** Begin Provided material **
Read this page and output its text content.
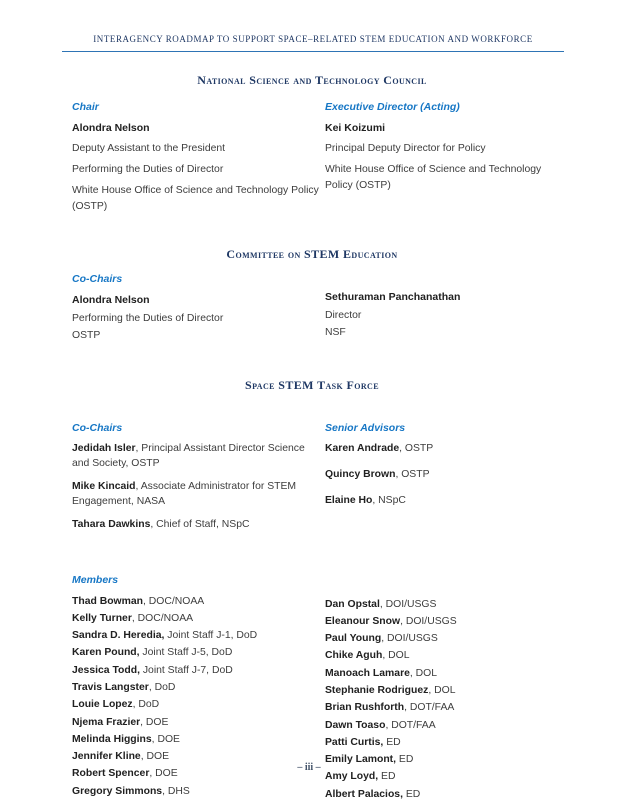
INTERAGENCY ROADMAP TO SUPPORT SPACE–RELATED STEM EDUCATION AND WORKFORCE
National Science and Technology Council

Chair

Alondra Nelson

Deputy Assistant to the President

Performing the Duties of Director

White House Office of Science and Technology Policy (OSTP)

Executive Director (Acting)

Kei Koizumi

Principal Deputy Director for Policy

White House Office of Science and Technology Policy (OSTP)

Committee on STEM Education

Co-Chairs

Alondra Nelson

Performing the Duties of Director

OSTP

Sethuraman Panchanathan

Director

NSF

Space STEM Task Force

Co-Chairs

Jedidah Isler, Principal Assistant Director Science and Society, OSTP

Mike Kincaid, Associate Administrator for STEM Engagement, NASA

Tahara Dawkins, Chief of Staff, NSpC

Senior Advisors

Karen Andrade, OSTP

Quincy Brown, OSTP

Elaine Ho, NSpC

Members

Thad Bowman, DOC/NOAA

Kelly Turner, DOC/NOAA

Sandra D. Heredia, Joint Staff J-1, DoD

Karen Pound, Joint Staff J-5, DoD

Jessica Todd, Joint Staff J-7, DoD

Travis Langster, DoD

Louie Lopez, DoD

Njema Frazier, DOE

Melinda Higgins, DOE

Jennifer Kline, DOE

Robert Spencer, DOE

Gregory Simmons, DHS

Dan Opstal, DOI/USGS

Eleanour Snow, DOI/USGS

Paul Young, DOI/USGS

Chike Aguh, DOL

Manoach Lamare, DOL

Stephanie Rodriguez, DOL

Brian Rushforth, DOT/FAA

Dawn Toaso, DOT/FAA

Patti Curtis, ED

Emily Lamont, ED

Amy Loyd, ED

Albert Palacios, ED

– iii –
** End Provided material **
• What you will do: Your task is an exact transcription of all the data, minus the pictures.

• Answer to the exercise:
Read this page and output its text content.
INTERAGENCY ROADMAP TO SUPPORT SPACE–RELATED STEM EDUCATION AND WORKFORCE
National Science and Technology Council

Chair

Alondra Nelson

Deputy Assistant to the President

Performing the Duties of Director

White House Office of Science and Technology Policy (OSTP)

Executive Director (Acting)

Kei Koizumi

Principal Deputy Director for Policy

White House Office of Science and Technology Policy (OSTP)

Committee on STEM Education

Co-Chairs

Alondra Nelson

Performing the Duties of Director

OSTP

Sethuraman Panchanathan

Director

NSF

Space STEM Task Force

Co-Chairs

Jedidah Isler, Principal Assistant Director Science and Society, OSTP

Mike Kincaid, Associate Administrator for STEM Engagement, NASA

Tahara Dawkins, Chief of Staff, NSpC

Senior Advisors

Karen Andrade, OSTP

Quincy Brown, OSTP

Elaine Ho, NSpC

Members

Thad Bowman, DOC/NOAA

Kelly Turner, DOC/NOAA

Sandra D. Heredia, Joint Staff J-1, DoD

Karen Pound, Joint Staff J-5, DoD

Jessica Todd, Joint Staff J-7, DoD

Travis Langster, DoD

Louie Lopez, DoD

Njema Frazier, DOE

Melinda Higgins, DOE

Jennifer Kline, DOE

Robert Spencer, DOE

Gregory Simmons, DHS

Dan Opstal, DOI/USGS

Eleanour Snow, DOI/USGS

Paul Young, DOI/USGS

Chike Aguh, DOL

Manoach Lamare, DOL

Stephanie Rodriguez, DOL

Brian Rushforth, DOT/FAA

Dawn Toaso, DOT/FAA

Patti Curtis, ED

Emily Lamont, ED

Amy Loyd, ED

Albert Palacios, ED

– iii –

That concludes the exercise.